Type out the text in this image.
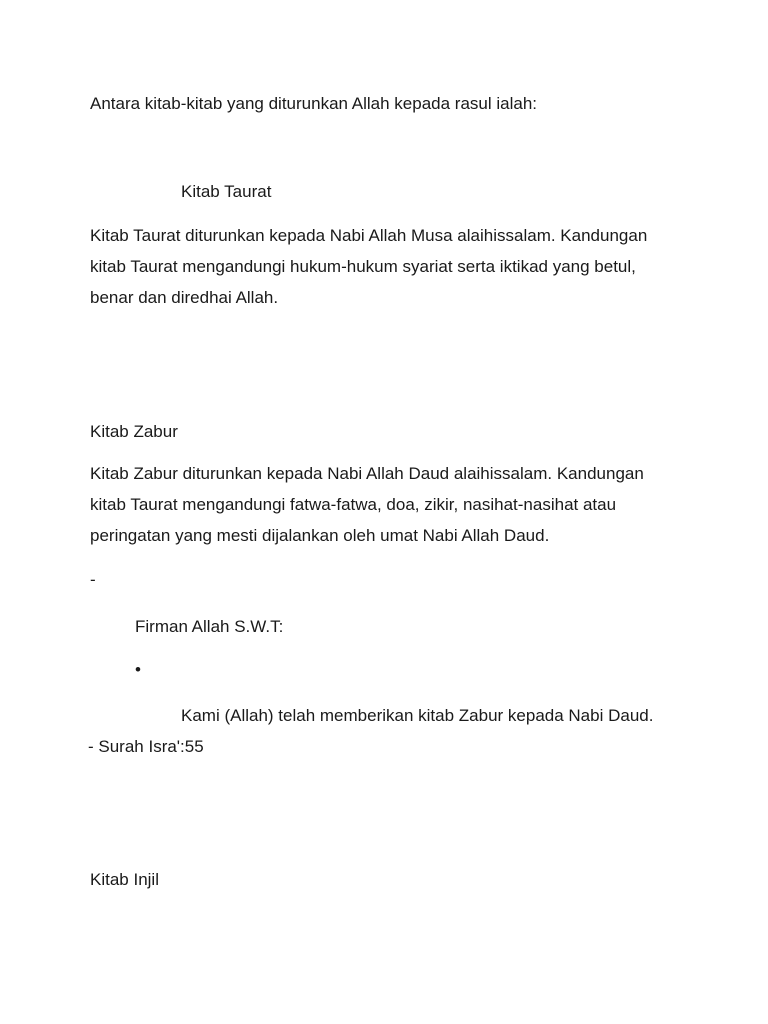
Antara kitab-kitab yang diturunkan Allah kepada rasul ialah:
Kitab Taurat
Kitab Taurat diturunkan kepada Nabi Allah Musa alaihissalam. Kandungan
kitab Taurat mengandungi hukum-hukum syariat serta iktikad yang betul,
benar dan diredhai Allah.
Kitab Zabur
Kitab Zabur diturunkan kepada Nabi Allah Daud alaihissalam. Kandungan
kitab Taurat mengandungi fatwa-fatwa, doa, zikir, nasihat-nasihat atau
peringatan yang mesti dijalankan oleh umat Nabi Allah Daud.
-
Firman Allah S.W.T:
•
Kami (Allah) telah memberikan kitab Zabur kepada Nabi Daud.
- Surah Isra':55
Kitab Injil
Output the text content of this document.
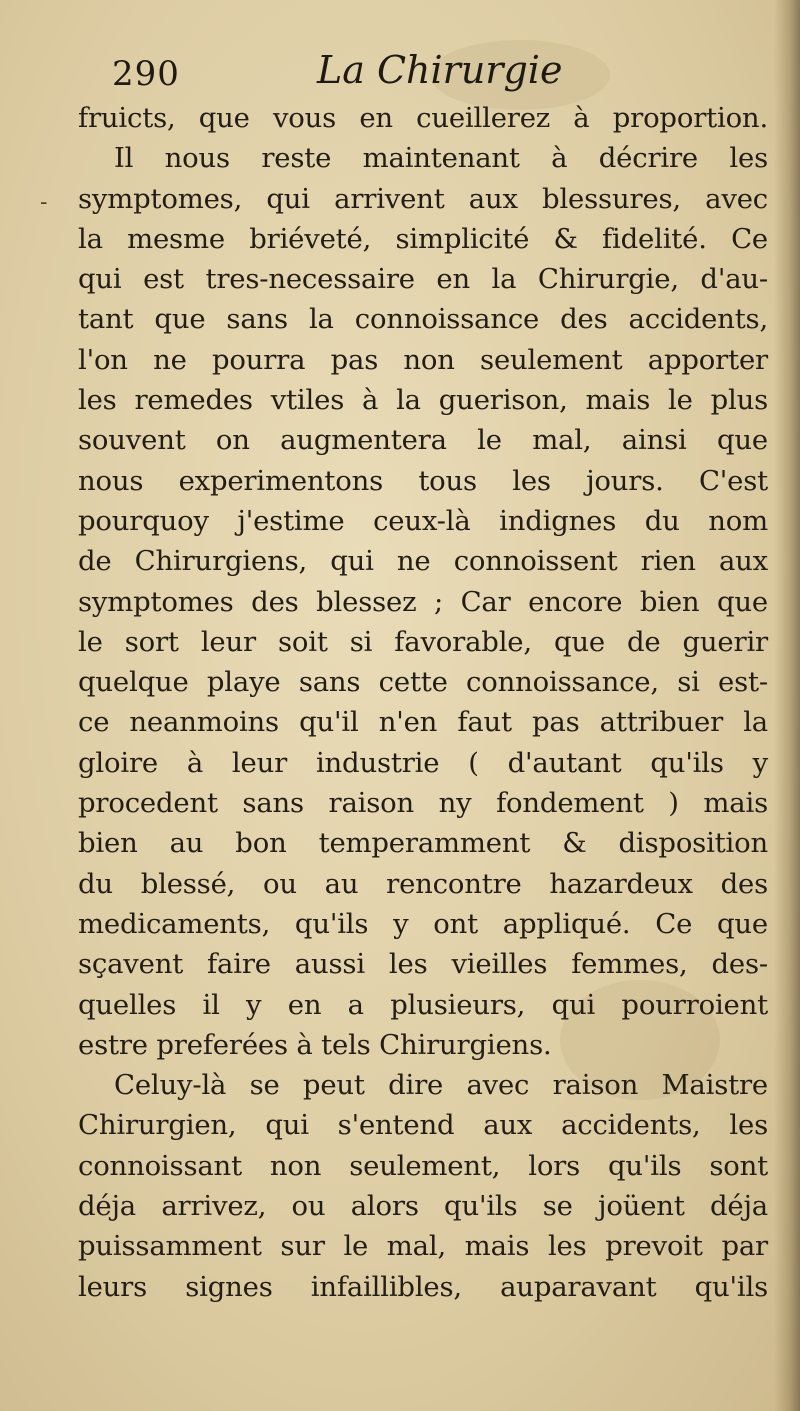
290	La Chirurgie
-
fruicts, que vous en cueillerez à proportion.
Il nous reste maintenant à décrire les
symptomes, qui arrivent aux blessures, avec
la mesme briéveté, simplicité & fidelité. Ce
qui est tres-necessaire en la Chirurgie, d'au-
tant que sans la connoissance des accidents,
l'on ne pourra pas non seulement apporter
les remedes vtiles à la guerison, mais le plus
souvent on augmentera le mal, ainsi que
nous experimentons tous les jours. C'est
pourquoy j'estime ceux-là indignes du nom
de Chirurgiens, qui ne connoissent rien aux
symptomes des blessez ; Car encore bien que
le sort leur soit si favorable, que de guerir
quelque playe sans cette connoissance, si est-
ce neanmoins qu'il n'en faut pas attribuer la
gloire à leur industrie ( d'autant qu'ils y
procedent sans raison ny fondement ) mais
bien au bon temperamment & disposition
du blessé, ou au rencontre hazardeux des
medicaments, qu'ils y ont appliqué. Ce que
sçavent faire aussi les vieilles femmes, des-
quelles il y en a plusieurs, qui pourroient
estre preferées à tels Chirurgiens.
Celuy-là se peut dire avec raison Maistre
Chirurgien, qui s'entend aux accidents, les
connoissant non seulement, lors qu'ils sont
déja arrivez, ou alors qu'ils se joüent déja
puissamment sur le mal, mais les prevoit par
leurs signes infaillibles, auparavant qu'ils
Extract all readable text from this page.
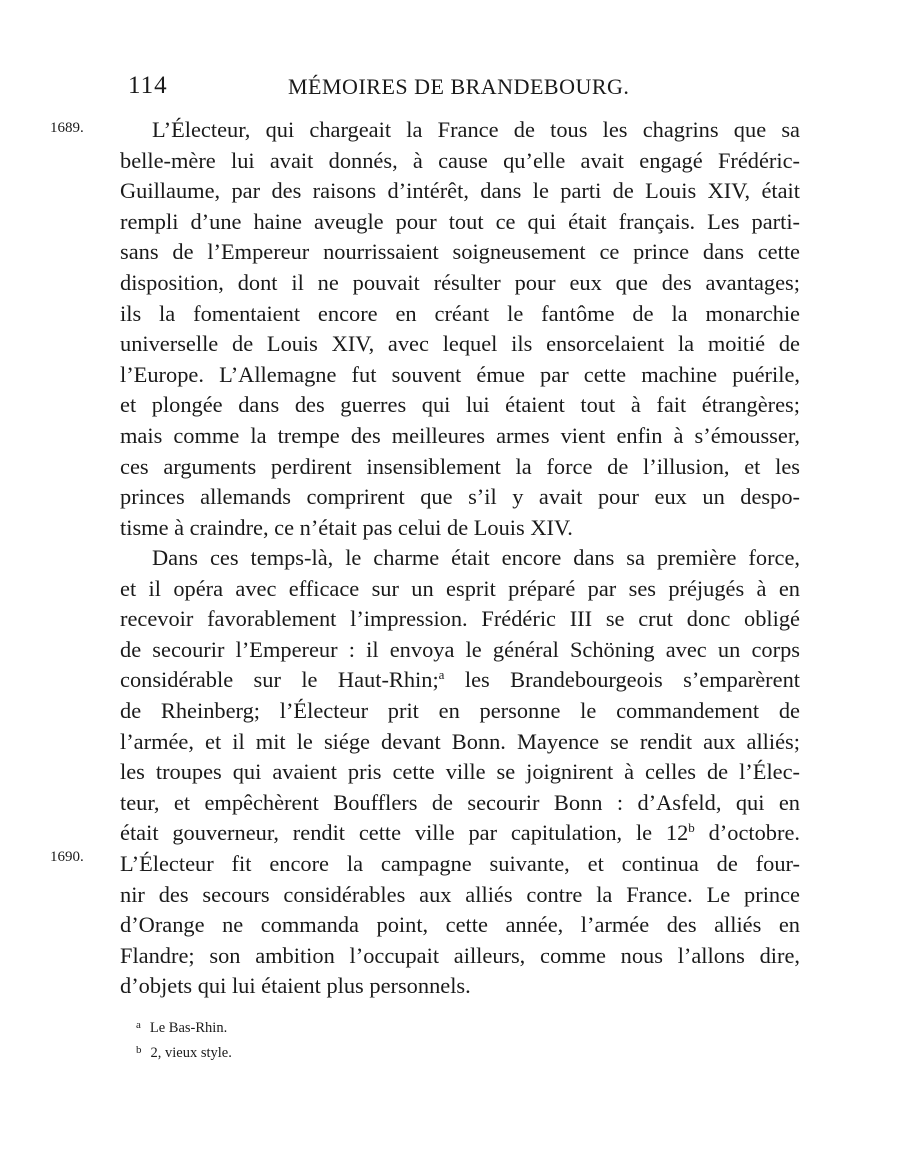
114	MÉMOIRES DE BRANDEBOURG.
1689.
1690.
L’Électeur, qui chargeait la France de tous les chagrins que sa
belle-mère lui avait donnés, à cause qu’elle avait engagé Frédéric-
Guillaume, par des raisons d’intérêt, dans le parti de Louis XIV, était
rempli d’une haine aveugle pour tout ce qui était français. Les parti-
sans de l’Empereur nourrissaient soigneusement ce prince dans cette
disposition, dont il ne pouvait résulter pour eux que des avantages;
ils la fomentaient encore en créant le fantôme de la monarchie
universelle de Louis XIV, avec lequel ils ensorcelaient la moitié de
l’Europe. L’Allemagne fut souvent émue par cette machine puérile,
et plongée dans des guerres qui lui étaient tout à fait étrangères;
mais comme la trempe des meilleures armes vient enfin à s’émousser,
ces arguments perdirent insensiblement la force de l’illusion, et les
princes allemands comprirent que s’il y avait pour eux un despo-
tisme à craindre, ce n’était pas celui de Louis XIV.
Dans ces temps-là, le charme était encore dans sa première force,
et il opéra avec efficace sur un esprit préparé par ses préjugés à en
recevoir favorablement l’impression. Frédéric III se crut donc obligé
de secourir l’Empereur : il envoya le général Schöning avec un corps
considérable sur le Haut-Rhin;$^a$ les Brandebourgeois s’emparèrent
de Rheinberg; l’Électeur prit en personne le commandement de
l’armée, et il mit le siége devant Bonn. Mayence se rendit aux alliés;
les troupes qui avaient pris cette ville se joignirent à celles de l’Élec-
teur, et empêchèrent Boufflers de secourir Bonn : d’Asfeld, qui en
était gouverneur, rendit cette ville par capitulation, le 12$^b$ d’octobre.
L’Électeur fit encore la campagne suivante, et continua de four-
nir des secours considérables aux alliés contre la France. Le prince
d’Orange ne commanda point, cette année, l’armée des alliés en
Flandre; son ambition l’occupait ailleurs, comme nous l’allons dire,
d’objets qui lui étaient plus personnels.
$^a$ Le Bas-Rhin.
$^b$ 2, vieux style.
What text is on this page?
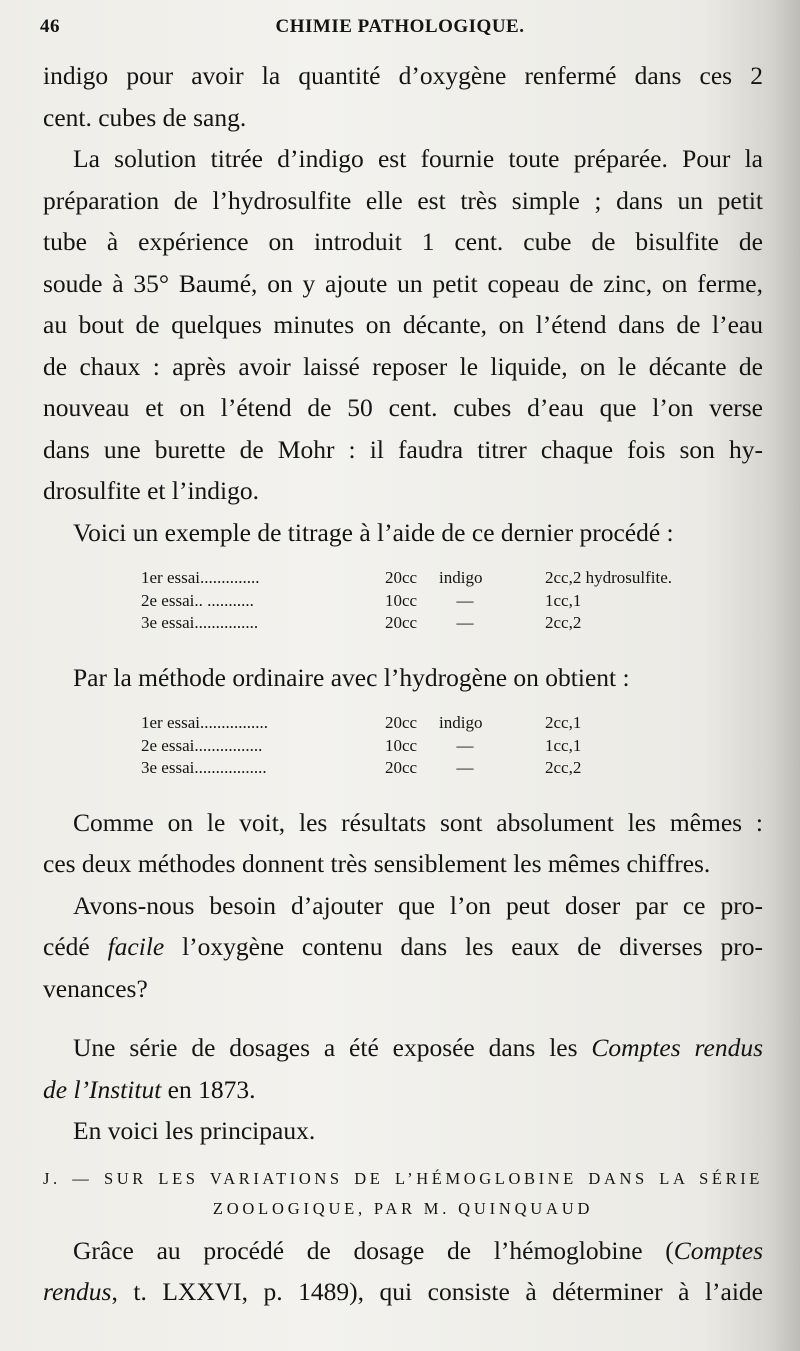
46	CHIMIE PATHOLOGIQUE.
indigo pour avoir la quantité d’oxygène renfermé dans ces 2
cent. cubes de sang.
La solution titrée d’indigo est fournie toute préparée. Pour la
préparation de l’hydrosulfite elle est très simple ; dans un petit
tube à expérience on introduit 1 cent. cube de bisulfite de
soude à 35° Baumé, on y ajoute un petit copeau de zinc, on ferme,
au bout de quelques minutes on décante, on l’étend dans de l’eau
de chaux : après avoir laissé reposer le liquide, on le décante de
nouveau et on l’étend de 50 cent. cubes d’eau que l’on verse
dans une burette de Mohr : il faudra titrer chaque fois son hy-
drosulfite et l’indigo.
Voici un exemple de titrage à l’aide de ce dernier procédé :
1er essai..............	20cc	indigo	2cc,2 hydrosulfite.
2e essai.. ...........	10cc	—	1cc,1
3e essai...............	20cc	—	2cc,2
Par la méthode ordinaire avec l’hydrogène on obtient :
1er essai................	20cc	indigo	2cc,1
2e essai................	10cc	—	1cc,1
3e essai.................	20cc	—	2cc,2
Comme on le voit, les résultats sont absolument les mêmes :
ces deux méthodes donnent très sensiblement les mêmes chiffres.
Avons-nous besoin d’ajouter que l’on peut doser par ce pro-
cédé facile l’oxygène contenu dans les eaux de diverses pro-
venances?
Une série de dosages a été exposée dans les Comptes rendus
de l’Institut en 1873.
En voici les principaux.
J. — SUR LES VARIATIONS DE L’HÉMOGLOBINE DANS LA SÉRIE
ZOOLOGIQUE, PAR M. QUINQUAUD
Grâce au procédé de dosage de l’hémoglobine (Comptes
rendus, t. LXXVI, p. 1489), qui consiste à déterminer à l’aide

§ **Requirement**: From the listing above, print every entry precisely and drop the pictures.

§ **Correct answer**:
Type out the text in this image.
Antara kitab-kitab yang diturunkan Allah kepada rasul ialah:
Kitab Taurat
Kitab Taurat diturunkan kepada Nabi Allah Musa alaihissalam. Kandungan
kitab Taurat mengandungi hukum-hukum syariat serta iktikad yang betul,
benar dan diredhai Allah.
Kitab Zabur
Kitab Zabur diturunkan kepada Nabi Allah Daud alaihissalam. Kandungan
kitab Taurat mengandungi fatwa-fatwa, doa, zikir, nasihat-nasihat atau
peringatan yang mesti dijalankan oleh umat Nabi Allah Daud.
-
Firman Allah S.W.T:
•
Kami (Allah) telah memberikan kitab Zabur kepada Nabi Daud.
- Surah Isra':55
Kitab Injil
Output the text content of this document.
290	La Chirurgie
-
fruicts, que vous en cueillerez à proportion.
Il nous reste maintenant à décrire les
symptomes, qui arrivent aux blessures, avec
la mesme briéveté, simplicité & fidelité. Ce
qui est tres-necessaire en la Chirurgie, d'au-
tant que sans la connoissance des accidents,
l'on ne pourra pas non seulement apporter
les remedes vtiles à la guerison, mais le plus
souvent on augmentera le mal, ainsi que
nous experimentons tous les jours. C'est
pourquoy j'estime ceux-là indignes du nom
de Chirurgiens, qui ne connoissent rien aux
symptomes des blessez ; Car encore bien que
le sort leur soit si favorable, que de guerir
quelque playe sans cette connoissance, si est-
ce neanmoins qu'il n'en faut pas attribuer la
gloire à leur industrie ( d'autant qu'ils y
procedent sans raison ny fondement ) mais
bien au bon temperamment & disposition
du blessé, ou au rencontre hazardeux des
medicaments, qu'ils y ont appliqué. Ce que
sçavent faire aussi les vieilles femmes, des-
quelles il y en a plusieurs, qui pourroient
estre preferées à tels Chirurgiens.
Celuy-là se peut dire avec raison Maistre
Chirurgien, qui s'entend aux accidents, les
connoissant non seulement, lors qu'ils sont
déja arrivez, ou alors qu'ils se joüent déja
puissamment sur le mal, mais les prevoit par
leurs signes infaillibles, auparavant qu'ils
Extract all readable text from this page.
114	MÉMOIRES DE BRANDEBOURG.
1689.
1690.
L’Électeur, qui chargeait la France de tous les chagrins que sa
belle-mère lui avait donnés, à cause qu’elle avait engagé Frédéric-
Guillaume, par des raisons d’intérêt, dans le parti de Louis XIV, était
rempli d’une haine aveugle pour tout ce qui était français. Les parti-
sans de l’Empereur nourrissaient soigneusement ce prince dans cette
disposition, dont il ne pouvait résulter pour eux que des avantages;
ils la fomentaient encore en créant le fantôme de la monarchie
universelle de Louis XIV, avec lequel ils ensorcelaient la moitié de
l’Europe. L’Allemagne fut souvent émue par cette machine puérile,
et plongée dans des guerres qui lui étaient tout à fait étrangères;
mais comme la trempe des meilleures armes vient enfin à s’émousser,
ces arguments perdirent insensiblement la force de l’illusion, et les
princes allemands comprirent que s’il y avait pour eux un despo-
tisme à craindre, ce n’était pas celui de Louis XIV.
Dans ces temps-là, le charme était encore dans sa première force,
et il opéra avec efficace sur un esprit préparé par ses préjugés à en
recevoir favorablement l’impression. Frédéric III se crut donc obligé
de secourir l’Empereur : il envoya le général Schöning avec un corps
considérable sur le Haut-Rhin;$^a$ les Brandebourgeois s’emparèrent
de Rheinberg; l’Électeur prit en personne le commandement de
l’armée, et il mit le siége devant Bonn. Mayence se rendit aux alliés;
les troupes qui avaient pris cette ville se joignirent à celles de l’Élec-
teur, et empêchèrent Boufflers de secourir Bonn : d’Asfeld, qui en
était gouverneur, rendit cette ville par capitulation, le 12$^b$ d’octobre.
L’Électeur fit encore la campagne suivante, et continua de four-
nir des secours considérables aux alliés contre la France. Le prince
d’Orange ne commanda point, cette année, l’armée des alliés en
Flandre; son ambition l’occupait ailleurs, comme nous l’allons dire,
d’objets qui lui étaient plus personnels.
$^a$ Le Bas-Rhin.
$^b$ 2, vieux style.
What text is on this page?
46	CHIMIE PATHOLOGIQUE.
indigo pour avoir la quantité d’oxygène renfermé dans ces 2
cent. cubes de sang.
La solution titrée d’indigo est fournie toute préparée. Pour la
préparation de l’hydrosulfite elle est très simple ; dans un petit
tube à expérience on introduit 1 cent. cube de bisulfite de
soude à 35° Baumé, on y ajoute un petit copeau de zinc, on ferme,
au bout de quelques minutes on décante, on l’étend dans de l’eau
de chaux : après avoir laissé reposer le liquide, on le décante de
nouveau et on l’étend de 50 cent. cubes d’eau que l’on verse
dans une burette de Mohr : il faudra titrer chaque fois son hy-
drosulfite et l’indigo.
Voici un exemple de titrage à l’aide de ce dernier procédé :
1er essai..............	20cc	indigo	2cc,2 hydrosulfite.
2e essai.. ...........	10cc	—	1cc,1
3e essai...............	20cc	—	2cc,2
Par la méthode ordinaire avec l’hydrogène on obtient :
1er essai................	20cc	indigo	2cc,1
2e essai................	10cc	—	1cc,1
3e essai.................	20cc	—	2cc,2
Comme on le voit, les résultats sont absolument les mêmes :
ces deux méthodes donnent très sensiblement les mêmes chiffres.
Avons-nous besoin d’ajouter que l’on peut doser par ce pro-
cédé facile l’oxygène contenu dans les eaux de diverses pro-
venances?
Une série de dosages a été exposée dans les Comptes rendus
de l’Institut en 1873.
En voici les principaux.
J. — SUR LES VARIATIONS DE L’HÉMOGLOBINE DANS LA SÉRIE
ZOOLOGIQUE, PAR M. QUINQUAUD
Grâce au procédé de dosage de l’hémoglobine (Comptes
rendus, t. LXXVI, p. 1489), qui consiste à déterminer à l’aide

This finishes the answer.